▸ **TASK STATEMENT**:
How many lines in the records below contain the word "Average"? Give only the number.

▸ **EXTRACTED INFORMATION**:
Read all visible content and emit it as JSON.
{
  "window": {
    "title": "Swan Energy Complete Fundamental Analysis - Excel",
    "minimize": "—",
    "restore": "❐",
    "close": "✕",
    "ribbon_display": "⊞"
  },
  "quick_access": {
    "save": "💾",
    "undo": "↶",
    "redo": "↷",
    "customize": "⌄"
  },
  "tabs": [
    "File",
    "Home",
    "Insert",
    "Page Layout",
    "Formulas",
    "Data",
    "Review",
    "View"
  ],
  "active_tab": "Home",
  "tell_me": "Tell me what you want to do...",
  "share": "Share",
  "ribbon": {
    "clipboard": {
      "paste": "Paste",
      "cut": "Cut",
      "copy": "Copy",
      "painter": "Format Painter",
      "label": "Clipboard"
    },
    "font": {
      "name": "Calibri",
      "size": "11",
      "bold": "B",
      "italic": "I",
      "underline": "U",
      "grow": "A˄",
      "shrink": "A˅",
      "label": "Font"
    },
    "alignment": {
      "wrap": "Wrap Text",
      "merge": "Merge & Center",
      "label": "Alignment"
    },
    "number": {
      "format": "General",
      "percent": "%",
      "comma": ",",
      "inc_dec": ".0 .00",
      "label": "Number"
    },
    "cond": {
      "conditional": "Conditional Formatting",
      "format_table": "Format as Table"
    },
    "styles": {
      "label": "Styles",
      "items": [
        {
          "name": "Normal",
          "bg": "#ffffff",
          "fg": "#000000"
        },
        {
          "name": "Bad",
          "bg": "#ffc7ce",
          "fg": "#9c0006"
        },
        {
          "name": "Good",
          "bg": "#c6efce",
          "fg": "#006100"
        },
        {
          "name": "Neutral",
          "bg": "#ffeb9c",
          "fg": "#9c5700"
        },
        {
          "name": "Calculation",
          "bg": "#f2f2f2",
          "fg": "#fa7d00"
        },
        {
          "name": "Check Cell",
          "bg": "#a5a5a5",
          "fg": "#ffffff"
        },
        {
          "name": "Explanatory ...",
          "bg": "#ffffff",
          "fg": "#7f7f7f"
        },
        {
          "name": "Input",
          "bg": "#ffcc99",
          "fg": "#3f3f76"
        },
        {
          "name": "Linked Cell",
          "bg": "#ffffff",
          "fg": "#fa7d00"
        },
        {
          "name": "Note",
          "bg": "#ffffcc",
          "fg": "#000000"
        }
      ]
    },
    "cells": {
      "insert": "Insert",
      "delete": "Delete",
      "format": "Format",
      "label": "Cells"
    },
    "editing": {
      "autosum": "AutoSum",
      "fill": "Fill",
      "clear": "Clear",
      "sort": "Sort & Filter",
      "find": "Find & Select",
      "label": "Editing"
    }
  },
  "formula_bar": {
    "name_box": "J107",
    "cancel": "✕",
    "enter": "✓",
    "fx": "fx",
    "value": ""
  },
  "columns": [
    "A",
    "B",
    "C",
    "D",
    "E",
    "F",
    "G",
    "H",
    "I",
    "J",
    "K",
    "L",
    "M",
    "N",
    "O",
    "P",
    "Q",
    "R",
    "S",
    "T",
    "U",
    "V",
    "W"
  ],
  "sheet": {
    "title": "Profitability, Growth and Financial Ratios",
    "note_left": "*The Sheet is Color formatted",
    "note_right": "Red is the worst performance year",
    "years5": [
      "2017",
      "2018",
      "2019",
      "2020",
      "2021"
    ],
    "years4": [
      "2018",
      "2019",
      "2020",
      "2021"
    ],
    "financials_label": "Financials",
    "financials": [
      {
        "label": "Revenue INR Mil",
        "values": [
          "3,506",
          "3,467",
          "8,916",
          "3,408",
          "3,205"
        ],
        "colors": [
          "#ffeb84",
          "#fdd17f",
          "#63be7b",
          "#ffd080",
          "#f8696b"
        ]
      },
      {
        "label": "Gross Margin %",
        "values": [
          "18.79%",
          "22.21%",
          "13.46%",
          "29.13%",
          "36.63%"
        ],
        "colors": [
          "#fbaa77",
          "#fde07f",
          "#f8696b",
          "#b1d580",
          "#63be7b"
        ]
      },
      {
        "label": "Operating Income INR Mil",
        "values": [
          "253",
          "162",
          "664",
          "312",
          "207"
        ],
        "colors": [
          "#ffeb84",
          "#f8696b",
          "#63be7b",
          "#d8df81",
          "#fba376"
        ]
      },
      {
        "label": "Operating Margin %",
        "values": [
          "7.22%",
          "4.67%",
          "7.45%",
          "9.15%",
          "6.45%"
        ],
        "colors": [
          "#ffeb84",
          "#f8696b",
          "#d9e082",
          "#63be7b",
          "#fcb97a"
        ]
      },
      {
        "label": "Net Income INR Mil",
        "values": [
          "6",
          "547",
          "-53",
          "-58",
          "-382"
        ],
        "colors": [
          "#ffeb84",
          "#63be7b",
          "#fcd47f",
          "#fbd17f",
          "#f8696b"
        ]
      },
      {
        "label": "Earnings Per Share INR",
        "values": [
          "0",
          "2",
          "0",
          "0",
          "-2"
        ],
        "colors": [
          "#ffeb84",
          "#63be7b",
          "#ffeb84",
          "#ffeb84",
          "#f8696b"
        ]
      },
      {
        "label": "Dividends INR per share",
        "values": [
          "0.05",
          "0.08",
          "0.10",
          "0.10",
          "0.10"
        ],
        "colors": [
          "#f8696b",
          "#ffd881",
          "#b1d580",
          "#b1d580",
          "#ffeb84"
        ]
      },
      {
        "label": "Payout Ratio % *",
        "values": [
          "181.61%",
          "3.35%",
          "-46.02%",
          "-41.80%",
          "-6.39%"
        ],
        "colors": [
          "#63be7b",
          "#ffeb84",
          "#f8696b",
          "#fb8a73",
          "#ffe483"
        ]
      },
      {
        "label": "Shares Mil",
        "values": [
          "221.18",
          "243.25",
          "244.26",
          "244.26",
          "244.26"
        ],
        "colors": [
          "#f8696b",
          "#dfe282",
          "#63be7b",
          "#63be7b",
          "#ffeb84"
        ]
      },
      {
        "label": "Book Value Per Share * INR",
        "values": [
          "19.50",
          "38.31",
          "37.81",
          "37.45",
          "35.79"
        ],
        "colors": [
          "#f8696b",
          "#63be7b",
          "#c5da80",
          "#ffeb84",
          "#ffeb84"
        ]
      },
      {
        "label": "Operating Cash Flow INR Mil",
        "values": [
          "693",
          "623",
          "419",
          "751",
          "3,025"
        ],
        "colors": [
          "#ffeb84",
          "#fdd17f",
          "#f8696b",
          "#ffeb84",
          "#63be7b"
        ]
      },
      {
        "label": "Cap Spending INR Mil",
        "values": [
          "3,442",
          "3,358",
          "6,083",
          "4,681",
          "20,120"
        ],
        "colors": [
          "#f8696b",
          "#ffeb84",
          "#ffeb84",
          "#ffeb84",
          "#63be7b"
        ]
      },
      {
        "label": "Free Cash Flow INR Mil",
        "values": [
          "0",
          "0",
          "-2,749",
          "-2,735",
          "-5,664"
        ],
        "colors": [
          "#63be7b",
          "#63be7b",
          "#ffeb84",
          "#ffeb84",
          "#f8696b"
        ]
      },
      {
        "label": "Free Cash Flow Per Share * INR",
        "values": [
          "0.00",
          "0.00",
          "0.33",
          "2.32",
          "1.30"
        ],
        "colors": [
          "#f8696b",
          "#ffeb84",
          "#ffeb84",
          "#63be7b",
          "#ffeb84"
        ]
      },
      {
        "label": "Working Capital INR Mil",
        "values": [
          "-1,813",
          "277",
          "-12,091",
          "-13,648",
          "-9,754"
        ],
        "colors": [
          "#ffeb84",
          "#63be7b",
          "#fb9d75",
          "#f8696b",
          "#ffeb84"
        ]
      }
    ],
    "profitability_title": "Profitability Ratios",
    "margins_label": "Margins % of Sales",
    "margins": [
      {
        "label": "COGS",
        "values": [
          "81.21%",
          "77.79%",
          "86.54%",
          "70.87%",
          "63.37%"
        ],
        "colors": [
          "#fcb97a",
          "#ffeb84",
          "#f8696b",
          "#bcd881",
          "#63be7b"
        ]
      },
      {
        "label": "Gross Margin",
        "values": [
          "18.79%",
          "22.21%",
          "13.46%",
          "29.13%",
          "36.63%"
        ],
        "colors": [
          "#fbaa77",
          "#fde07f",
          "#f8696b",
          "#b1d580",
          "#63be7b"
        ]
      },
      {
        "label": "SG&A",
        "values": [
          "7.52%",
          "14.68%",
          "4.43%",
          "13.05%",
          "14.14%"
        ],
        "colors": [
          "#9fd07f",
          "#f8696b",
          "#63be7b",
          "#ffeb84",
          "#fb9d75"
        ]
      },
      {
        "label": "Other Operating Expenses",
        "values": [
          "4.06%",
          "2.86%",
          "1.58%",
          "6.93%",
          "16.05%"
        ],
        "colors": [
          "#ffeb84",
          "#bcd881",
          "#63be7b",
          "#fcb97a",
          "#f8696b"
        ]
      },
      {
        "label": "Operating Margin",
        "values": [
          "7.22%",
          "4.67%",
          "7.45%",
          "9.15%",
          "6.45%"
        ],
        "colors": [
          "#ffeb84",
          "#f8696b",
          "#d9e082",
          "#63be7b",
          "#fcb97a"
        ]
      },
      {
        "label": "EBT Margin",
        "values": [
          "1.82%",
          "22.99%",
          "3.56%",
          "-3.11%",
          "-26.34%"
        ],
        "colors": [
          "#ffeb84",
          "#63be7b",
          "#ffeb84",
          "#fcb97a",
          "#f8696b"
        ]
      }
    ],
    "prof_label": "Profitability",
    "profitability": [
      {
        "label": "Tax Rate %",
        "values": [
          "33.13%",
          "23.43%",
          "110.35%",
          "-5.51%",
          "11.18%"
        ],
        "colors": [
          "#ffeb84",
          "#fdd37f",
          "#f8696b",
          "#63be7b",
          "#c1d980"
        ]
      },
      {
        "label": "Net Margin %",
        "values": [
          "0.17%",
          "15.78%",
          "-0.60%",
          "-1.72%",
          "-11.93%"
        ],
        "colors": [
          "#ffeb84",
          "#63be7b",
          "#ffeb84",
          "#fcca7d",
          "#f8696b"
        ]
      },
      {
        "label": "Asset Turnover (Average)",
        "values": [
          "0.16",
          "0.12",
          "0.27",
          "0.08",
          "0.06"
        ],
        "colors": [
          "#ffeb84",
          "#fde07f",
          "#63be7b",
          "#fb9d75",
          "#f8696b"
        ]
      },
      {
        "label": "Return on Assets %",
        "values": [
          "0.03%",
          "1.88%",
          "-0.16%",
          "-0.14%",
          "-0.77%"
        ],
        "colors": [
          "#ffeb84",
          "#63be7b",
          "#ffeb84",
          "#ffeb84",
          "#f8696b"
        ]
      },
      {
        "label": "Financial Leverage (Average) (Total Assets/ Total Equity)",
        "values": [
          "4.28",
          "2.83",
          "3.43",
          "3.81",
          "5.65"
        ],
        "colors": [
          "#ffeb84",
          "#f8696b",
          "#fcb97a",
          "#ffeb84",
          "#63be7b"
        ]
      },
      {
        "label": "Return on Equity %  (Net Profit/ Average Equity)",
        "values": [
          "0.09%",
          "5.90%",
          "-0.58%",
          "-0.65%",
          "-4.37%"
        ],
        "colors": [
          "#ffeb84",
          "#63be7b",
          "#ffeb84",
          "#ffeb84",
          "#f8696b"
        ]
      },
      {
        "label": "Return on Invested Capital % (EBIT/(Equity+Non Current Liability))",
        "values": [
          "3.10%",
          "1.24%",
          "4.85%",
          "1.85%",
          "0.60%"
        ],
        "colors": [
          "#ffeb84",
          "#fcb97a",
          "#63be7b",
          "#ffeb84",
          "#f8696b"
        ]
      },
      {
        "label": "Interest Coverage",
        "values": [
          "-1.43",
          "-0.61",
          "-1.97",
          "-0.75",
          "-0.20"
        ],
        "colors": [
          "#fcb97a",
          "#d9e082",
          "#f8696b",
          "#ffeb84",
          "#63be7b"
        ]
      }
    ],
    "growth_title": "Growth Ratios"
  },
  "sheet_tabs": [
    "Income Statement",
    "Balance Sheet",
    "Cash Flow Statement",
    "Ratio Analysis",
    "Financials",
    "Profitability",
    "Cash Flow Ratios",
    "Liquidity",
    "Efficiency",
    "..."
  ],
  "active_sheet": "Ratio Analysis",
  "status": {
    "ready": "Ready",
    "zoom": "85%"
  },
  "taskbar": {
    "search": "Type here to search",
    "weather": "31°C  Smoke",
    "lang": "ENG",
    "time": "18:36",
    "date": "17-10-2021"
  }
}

▸ **RESPONSE TO THIS EXERCISE**:
3